Rewrite the rows from the very first line through the line containing "legend-dot-locked: [199, 62, 206, 70]", including both of those lines, with every "data-label" changed to "value-label" and nothing else altered.

**DATASET EXTRACT:**
_ _ _ _ _ _ _
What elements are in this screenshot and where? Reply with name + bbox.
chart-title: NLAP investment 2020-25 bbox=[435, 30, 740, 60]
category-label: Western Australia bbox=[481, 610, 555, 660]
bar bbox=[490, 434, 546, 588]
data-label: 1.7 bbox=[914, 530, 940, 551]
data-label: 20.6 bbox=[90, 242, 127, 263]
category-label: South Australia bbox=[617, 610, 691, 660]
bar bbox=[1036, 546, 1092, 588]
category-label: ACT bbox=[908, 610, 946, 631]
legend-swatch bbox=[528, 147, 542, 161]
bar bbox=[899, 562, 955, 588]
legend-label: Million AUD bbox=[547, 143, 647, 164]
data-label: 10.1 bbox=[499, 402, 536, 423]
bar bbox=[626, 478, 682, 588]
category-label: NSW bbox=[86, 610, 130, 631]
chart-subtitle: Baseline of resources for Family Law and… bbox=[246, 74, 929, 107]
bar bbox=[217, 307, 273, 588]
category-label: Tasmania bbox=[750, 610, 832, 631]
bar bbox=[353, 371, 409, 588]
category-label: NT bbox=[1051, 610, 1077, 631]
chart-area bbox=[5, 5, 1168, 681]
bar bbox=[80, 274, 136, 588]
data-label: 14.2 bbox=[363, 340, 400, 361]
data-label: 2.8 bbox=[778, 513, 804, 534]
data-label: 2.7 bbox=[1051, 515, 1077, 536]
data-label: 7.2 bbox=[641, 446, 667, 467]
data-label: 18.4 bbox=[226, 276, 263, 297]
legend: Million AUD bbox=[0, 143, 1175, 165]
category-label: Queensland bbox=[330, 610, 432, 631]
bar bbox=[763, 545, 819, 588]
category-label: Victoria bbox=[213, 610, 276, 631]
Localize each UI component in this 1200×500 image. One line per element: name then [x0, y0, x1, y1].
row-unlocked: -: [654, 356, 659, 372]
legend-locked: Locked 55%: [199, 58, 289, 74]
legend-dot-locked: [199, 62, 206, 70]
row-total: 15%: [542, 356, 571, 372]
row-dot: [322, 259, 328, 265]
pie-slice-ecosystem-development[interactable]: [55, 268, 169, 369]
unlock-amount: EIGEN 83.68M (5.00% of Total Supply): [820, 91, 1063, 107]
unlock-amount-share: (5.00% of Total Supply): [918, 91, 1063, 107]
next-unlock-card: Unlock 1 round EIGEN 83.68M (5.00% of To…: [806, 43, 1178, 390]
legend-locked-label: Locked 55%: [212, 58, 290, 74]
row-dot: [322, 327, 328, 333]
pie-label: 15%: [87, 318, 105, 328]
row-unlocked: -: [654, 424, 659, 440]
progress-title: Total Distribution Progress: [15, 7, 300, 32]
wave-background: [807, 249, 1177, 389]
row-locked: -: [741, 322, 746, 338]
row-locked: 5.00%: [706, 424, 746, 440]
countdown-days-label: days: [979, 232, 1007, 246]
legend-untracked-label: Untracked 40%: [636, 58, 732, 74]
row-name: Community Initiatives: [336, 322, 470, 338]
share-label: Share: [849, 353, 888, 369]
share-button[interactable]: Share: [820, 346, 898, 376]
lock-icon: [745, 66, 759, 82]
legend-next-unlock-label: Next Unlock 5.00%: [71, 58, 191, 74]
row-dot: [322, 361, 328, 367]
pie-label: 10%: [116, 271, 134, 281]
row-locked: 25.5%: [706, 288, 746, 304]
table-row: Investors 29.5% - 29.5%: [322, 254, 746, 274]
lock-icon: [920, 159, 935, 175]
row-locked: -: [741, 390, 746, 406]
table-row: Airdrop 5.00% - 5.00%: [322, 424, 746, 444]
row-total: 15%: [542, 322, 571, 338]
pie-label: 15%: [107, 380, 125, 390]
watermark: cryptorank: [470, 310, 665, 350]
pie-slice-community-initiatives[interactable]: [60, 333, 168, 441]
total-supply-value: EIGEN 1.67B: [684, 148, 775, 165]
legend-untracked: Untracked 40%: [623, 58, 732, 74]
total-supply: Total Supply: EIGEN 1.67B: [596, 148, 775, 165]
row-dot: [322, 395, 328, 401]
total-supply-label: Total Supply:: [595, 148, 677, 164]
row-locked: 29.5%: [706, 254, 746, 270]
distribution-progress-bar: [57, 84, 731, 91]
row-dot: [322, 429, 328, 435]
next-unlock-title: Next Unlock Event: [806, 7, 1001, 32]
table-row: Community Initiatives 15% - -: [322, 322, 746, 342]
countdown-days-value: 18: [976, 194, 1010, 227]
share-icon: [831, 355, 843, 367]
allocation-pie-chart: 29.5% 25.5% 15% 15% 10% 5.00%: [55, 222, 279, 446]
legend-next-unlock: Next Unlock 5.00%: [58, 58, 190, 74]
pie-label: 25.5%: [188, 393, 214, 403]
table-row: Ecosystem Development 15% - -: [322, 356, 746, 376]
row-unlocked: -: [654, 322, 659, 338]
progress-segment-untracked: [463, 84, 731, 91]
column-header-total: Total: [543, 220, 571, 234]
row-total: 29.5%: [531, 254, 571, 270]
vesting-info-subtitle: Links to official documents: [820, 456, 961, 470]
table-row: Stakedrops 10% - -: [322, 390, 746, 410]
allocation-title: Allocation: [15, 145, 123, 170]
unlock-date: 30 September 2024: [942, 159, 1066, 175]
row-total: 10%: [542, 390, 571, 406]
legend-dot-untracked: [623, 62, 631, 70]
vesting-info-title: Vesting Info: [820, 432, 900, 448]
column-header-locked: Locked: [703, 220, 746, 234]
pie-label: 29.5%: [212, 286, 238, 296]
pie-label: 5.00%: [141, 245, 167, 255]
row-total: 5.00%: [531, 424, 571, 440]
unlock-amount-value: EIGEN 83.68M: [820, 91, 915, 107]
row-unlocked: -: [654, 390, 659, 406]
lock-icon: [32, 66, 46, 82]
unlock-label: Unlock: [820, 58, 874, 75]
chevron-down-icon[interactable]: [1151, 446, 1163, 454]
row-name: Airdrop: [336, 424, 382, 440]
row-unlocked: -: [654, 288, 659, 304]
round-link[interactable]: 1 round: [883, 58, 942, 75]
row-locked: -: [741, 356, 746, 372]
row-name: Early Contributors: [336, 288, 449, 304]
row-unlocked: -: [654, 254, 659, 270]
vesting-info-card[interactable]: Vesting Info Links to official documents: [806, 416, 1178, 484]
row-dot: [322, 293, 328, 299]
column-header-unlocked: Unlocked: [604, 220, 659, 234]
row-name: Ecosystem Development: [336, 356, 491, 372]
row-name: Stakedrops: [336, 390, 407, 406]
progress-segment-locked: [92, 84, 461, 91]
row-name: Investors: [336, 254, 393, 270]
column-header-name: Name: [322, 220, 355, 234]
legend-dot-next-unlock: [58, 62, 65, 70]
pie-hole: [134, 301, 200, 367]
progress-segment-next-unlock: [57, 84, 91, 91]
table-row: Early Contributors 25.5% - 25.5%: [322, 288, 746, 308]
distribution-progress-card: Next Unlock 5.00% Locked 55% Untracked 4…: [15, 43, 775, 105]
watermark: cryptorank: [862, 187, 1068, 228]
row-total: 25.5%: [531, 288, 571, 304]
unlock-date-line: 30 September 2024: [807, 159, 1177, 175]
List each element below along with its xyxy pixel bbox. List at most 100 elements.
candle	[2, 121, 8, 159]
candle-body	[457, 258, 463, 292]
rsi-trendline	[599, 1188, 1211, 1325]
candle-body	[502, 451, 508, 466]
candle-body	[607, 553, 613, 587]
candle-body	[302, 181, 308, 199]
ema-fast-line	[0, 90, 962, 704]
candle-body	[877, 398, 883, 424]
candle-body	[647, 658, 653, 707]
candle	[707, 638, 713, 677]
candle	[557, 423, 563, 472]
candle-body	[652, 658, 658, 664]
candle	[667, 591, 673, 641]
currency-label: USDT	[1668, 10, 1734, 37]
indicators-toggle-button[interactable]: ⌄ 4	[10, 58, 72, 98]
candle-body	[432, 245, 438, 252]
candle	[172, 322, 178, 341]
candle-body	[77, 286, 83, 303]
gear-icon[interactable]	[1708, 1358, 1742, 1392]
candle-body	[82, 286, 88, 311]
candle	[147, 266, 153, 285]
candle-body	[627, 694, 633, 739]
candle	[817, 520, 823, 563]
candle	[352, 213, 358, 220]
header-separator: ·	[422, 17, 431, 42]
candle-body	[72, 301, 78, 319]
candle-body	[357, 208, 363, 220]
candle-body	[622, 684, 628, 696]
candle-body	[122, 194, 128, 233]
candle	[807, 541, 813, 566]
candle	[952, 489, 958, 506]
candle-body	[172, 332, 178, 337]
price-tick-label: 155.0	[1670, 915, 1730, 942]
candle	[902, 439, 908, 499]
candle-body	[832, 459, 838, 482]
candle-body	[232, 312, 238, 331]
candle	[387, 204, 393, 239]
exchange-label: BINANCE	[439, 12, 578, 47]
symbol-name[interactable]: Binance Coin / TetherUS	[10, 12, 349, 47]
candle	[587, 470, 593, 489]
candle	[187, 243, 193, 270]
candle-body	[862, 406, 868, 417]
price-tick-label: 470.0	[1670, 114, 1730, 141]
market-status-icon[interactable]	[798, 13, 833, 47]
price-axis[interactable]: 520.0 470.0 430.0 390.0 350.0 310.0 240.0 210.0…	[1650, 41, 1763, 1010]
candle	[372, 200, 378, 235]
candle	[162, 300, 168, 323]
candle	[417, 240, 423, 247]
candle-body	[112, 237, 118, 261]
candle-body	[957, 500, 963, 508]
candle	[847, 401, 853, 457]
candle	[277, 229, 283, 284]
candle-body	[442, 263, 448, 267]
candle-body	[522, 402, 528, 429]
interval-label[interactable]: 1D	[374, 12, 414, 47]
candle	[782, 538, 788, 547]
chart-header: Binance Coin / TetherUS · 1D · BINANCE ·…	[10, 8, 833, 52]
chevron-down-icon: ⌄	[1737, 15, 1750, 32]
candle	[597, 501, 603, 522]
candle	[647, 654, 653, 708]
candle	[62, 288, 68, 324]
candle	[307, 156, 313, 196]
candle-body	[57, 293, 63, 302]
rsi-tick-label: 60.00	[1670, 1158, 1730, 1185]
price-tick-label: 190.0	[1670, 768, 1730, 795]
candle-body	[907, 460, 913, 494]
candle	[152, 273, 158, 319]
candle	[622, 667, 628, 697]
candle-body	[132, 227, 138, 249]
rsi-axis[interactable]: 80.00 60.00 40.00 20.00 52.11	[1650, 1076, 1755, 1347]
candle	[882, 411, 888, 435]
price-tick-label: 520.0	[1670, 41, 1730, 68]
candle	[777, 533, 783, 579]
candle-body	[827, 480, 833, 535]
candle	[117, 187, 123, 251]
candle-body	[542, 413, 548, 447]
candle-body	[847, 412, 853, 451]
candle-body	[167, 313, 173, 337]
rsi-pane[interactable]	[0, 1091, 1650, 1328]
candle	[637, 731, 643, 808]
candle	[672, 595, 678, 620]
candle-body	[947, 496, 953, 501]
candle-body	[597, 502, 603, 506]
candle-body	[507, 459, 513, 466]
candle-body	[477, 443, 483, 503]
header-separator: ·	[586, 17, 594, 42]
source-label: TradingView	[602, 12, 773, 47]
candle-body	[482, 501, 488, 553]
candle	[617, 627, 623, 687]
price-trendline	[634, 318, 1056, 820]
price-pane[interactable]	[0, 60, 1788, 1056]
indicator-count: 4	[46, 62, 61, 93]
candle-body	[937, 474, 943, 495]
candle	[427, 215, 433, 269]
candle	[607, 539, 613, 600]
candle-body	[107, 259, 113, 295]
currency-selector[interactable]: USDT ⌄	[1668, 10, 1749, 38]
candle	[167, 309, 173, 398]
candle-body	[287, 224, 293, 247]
_ _ _ _ _ _ _
**ANSWER TO THE EXERCISE:**
What elements are in this screenshot and where? Reply with name + bbox.
chart-title: NLAP investment 2020-25 bbox=[435, 30, 740, 60]
category-label: Western Australia bbox=[481, 610, 555, 660]
bar bbox=[490, 434, 546, 588]
value-label: 1.7 bbox=[914, 530, 940, 551]
value-label: 20.6 bbox=[90, 242, 127, 263]
category-label: South Australia bbox=[617, 610, 691, 660]
bar bbox=[1036, 546, 1092, 588]
category-label: ACT bbox=[908, 610, 946, 631]
legend-swatch bbox=[528, 147, 542, 161]
bar bbox=[899, 562, 955, 588]
legend-label: Million AUD bbox=[547, 143, 647, 164]
value-label: 10.1 bbox=[499, 402, 536, 423]
bar bbox=[626, 478, 682, 588]
category-label: NSW bbox=[86, 610, 130, 631]
chart-subtitle: Baseline of resources for Family Law and… bbox=[246, 74, 929, 107]
bar bbox=[217, 307, 273, 588]
category-label: Tasmania bbox=[750, 610, 832, 631]
bar bbox=[353, 371, 409, 588]
category-label: NT bbox=[1051, 610, 1077, 631]
chart-area bbox=[5, 5, 1168, 681]
bar bbox=[80, 274, 136, 588]
value-label: 14.2 bbox=[363, 340, 400, 361]
value-label: 2.8 bbox=[778, 513, 804, 534]
value-label: 2.7 bbox=[1051, 515, 1077, 536]
value-label: 7.2 bbox=[641, 446, 667, 467]
value-label: 18.4 bbox=[226, 276, 263, 297]
legend: Million AUD bbox=[0, 143, 1175, 165]
category-label: Queensland bbox=[330, 610, 432, 631]
bar bbox=[763, 545, 819, 588]
category-label: Victoria bbox=[213, 610, 276, 631]
Localize each UI component in this 1200×500 image. One line per element: name then [x0, y0, x1, y1].
row-unlocked: -: [654, 356, 659, 372]
legend-locked: Locked 55%: [199, 58, 289, 74]
legend-dot-locked: [199, 62, 206, 70]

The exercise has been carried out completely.